Begin

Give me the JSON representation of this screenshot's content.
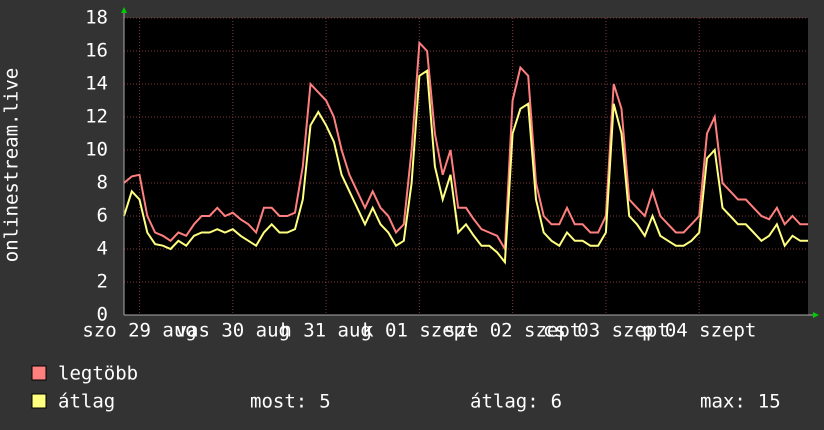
{
  "y_label": "onlinestream.live",
  "chart_data": {
    "type": "line",
    "ylim": [
      0,
      18
    ],
    "yticks": [
      0,
      2,
      4,
      6,
      8,
      10,
      12,
      14,
      16,
      18
    ],
    "grid": true,
    "xticks": [
      {
        "value": 2,
        "label": "szo 29 aug"
      },
      {
        "value": 14,
        "label": "vas 30 aug"
      },
      {
        "value": 26,
        "label": "h 31 aug"
      },
      {
        "value": 38,
        "label": "k 01 szept"
      },
      {
        "value": 50,
        "label": "sze 02 szept"
      },
      {
        "value": 62,
        "label": "cs 03 szept"
      },
      {
        "value": 74,
        "label": "p 04 szept"
      }
    ],
    "series": [
      {
        "name": "legtöbb",
        "color": "#ff7f7f",
        "values": [
          8,
          8.4,
          8.5,
          6,
          5,
          4.8,
          4.5,
          5,
          4.8,
          5.5,
          6,
          6,
          6.5,
          6,
          6.2,
          5.8,
          5.5,
          5,
          6.5,
          6.5,
          6,
          6,
          6.2,
          9,
          14,
          13.5,
          13,
          12,
          10,
          8.5,
          7.5,
          6.5,
          7.5,
          6.5,
          6,
          5,
          5.5,
          10,
          16.5,
          16,
          11,
          8.5,
          10,
          6.5,
          6.5,
          5.8,
          5.2,
          5,
          4.8,
          4,
          13,
          15,
          14.5,
          8,
          6,
          5.5,
          5.5,
          6.5,
          5.5,
          5.5,
          5,
          5,
          6,
          14,
          12.5,
          7,
          6.5,
          6,
          7.5,
          6,
          5.5,
          5,
          5,
          5.5,
          6,
          11,
          12,
          8,
          7.5,
          7,
          7,
          6.5,
          6,
          5.8,
          6.5,
          5.5,
          6,
          5.5,
          5.5
        ]
      },
      {
        "name": "átlag",
        "color": "#ffff80",
        "values": [
          6,
          7.5,
          7,
          5,
          4.3,
          4.2,
          4,
          4.5,
          4.2,
          4.8,
          5,
          5,
          5.2,
          5,
          5.2,
          4.8,
          4.5,
          4.2,
          5,
          5.5,
          5,
          5,
          5.2,
          7,
          11.5,
          12.3,
          11.5,
          10.5,
          8.5,
          7.5,
          6.5,
          5.5,
          6.5,
          5.5,
          5,
          4.2,
          4.5,
          8,
          14.5,
          14.8,
          9,
          7,
          8.5,
          5,
          5.5,
          4.8,
          4.2,
          4.2,
          3.8,
          3.2,
          11,
          12.5,
          12.8,
          7,
          5,
          4.5,
          4.2,
          5,
          4.5,
          4.5,
          4.2,
          4.2,
          5,
          12.8,
          11,
          6,
          5.5,
          4.8,
          6,
          4.8,
          4.5,
          4.2,
          4.2,
          4.5,
          5,
          9.5,
          10,
          6.5,
          6,
          5.5,
          5.5,
          5,
          4.5,
          4.8,
          5.5,
          4.2,
          4.8,
          4.5,
          4.5
        ]
      }
    ],
    "stats": [
      {
        "label": "most:",
        "value": 5
      },
      {
        "label": "átlag:",
        "value": 6
      },
      {
        "label": "max:",
        "value": 15
      }
    ]
  }
}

End

=== Task brief ===
Reproduce every line above as written, skipping pictures.

=== Reply ===
Give me the JSON representation of this screenshot's content.
{
  "y_label": "onlinestream.live",
  "chart_data": {
    "type": "line",
    "ylim": [
      0,
      18
    ],
    "yticks": [
      0,
      2,
      4,
      6,
      8,
      10,
      12,
      14,
      16,
      18
    ],
    "grid": true,
    "xticks": [
      {
        "value": 2,
        "label": "szo 29 aug"
      },
      {
        "value": 14,
        "label": "vas 30 aug"
      },
      {
        "value": 26,
        "label": "h 31 aug"
      },
      {
        "value": 38,
        "label": "k 01 szept"
      },
      {
        "value": 50,
        "label": "sze 02 szept"
      },
      {
        "value": 62,
        "label": "cs 03 szept"
      },
      {
        "value": 74,
        "label": "p 04 szept"
      }
    ],
    "series": [
      {
        "name": "legtöbb",
        "color": "#ff7f7f",
        "values": [
          8,
          8.4,
          8.5,
          6,
          5,
          4.8,
          4.5,
          5,
          4.8,
          5.5,
          6,
          6,
          6.5,
          6,
          6.2,
          5.8,
          5.5,
          5,
          6.5,
          6.5,
          6,
          6,
          6.2,
          9,
          14,
          13.5,
          13,
          12,
          10,
          8.5,
          7.5,
          6.5,
          7.5,
          6.5,
          6,
          5,
          5.5,
          10,
          16.5,
          16,
          11,
          8.5,
          10,
          6.5,
          6.5,
          5.8,
          5.2,
          5,
          4.8,
          4,
          13,
          15,
          14.5,
          8,
          6,
          5.5,
          5.5,
          6.5,
          5.5,
          5.5,
          5,
          5,
          6,
          14,
          12.5,
          7,
          6.5,
          6,
          7.5,
          6,
          5.5,
          5,
          5,
          5.5,
          6,
          11,
          12,
          8,
          7.5,
          7,
          7,
          6.5,
          6,
          5.8,
          6.5,
          5.5,
          6,
          5.5,
          5.5
        ]
      },
      {
        "name": "átlag",
        "color": "#ffff80",
        "values": [
          6,
          7.5,
          7,
          5,
          4.3,
          4.2,
          4,
          4.5,
          4.2,
          4.8,
          5,
          5,
          5.2,
          5,
          5.2,
          4.8,
          4.5,
          4.2,
          5,
          5.5,
          5,
          5,
          5.2,
          7,
          11.5,
          12.3,
          11.5,
          10.5,
          8.5,
          7.5,
          6.5,
          5.5,
          6.5,
          5.5,
          5,
          4.2,
          4.5,
          8,
          14.5,
          14.8,
          9,
          7,
          8.5,
          5,
          5.5,
          4.8,
          4.2,
          4.2,
          3.8,
          3.2,
          11,
          12.5,
          12.8,
          7,
          5,
          4.5,
          4.2,
          5,
          4.5,
          4.5,
          4.2,
          4.2,
          5,
          12.8,
          11,
          6,
          5.5,
          4.8,
          6,
          4.8,
          4.5,
          4.2,
          4.2,
          4.5,
          5,
          9.5,
          10,
          6.5,
          6,
          5.5,
          5.5,
          5,
          4.5,
          4.8,
          5.5,
          4.2,
          4.8,
          4.5,
          4.5
        ]
      }
    ],
    "stats": [
      {
        "label": "most:",
        "value": 5
      },
      {
        "label": "átlag:",
        "value": 6
      },
      {
        "label": "max:",
        "value": 15
      }
    ]
  }
}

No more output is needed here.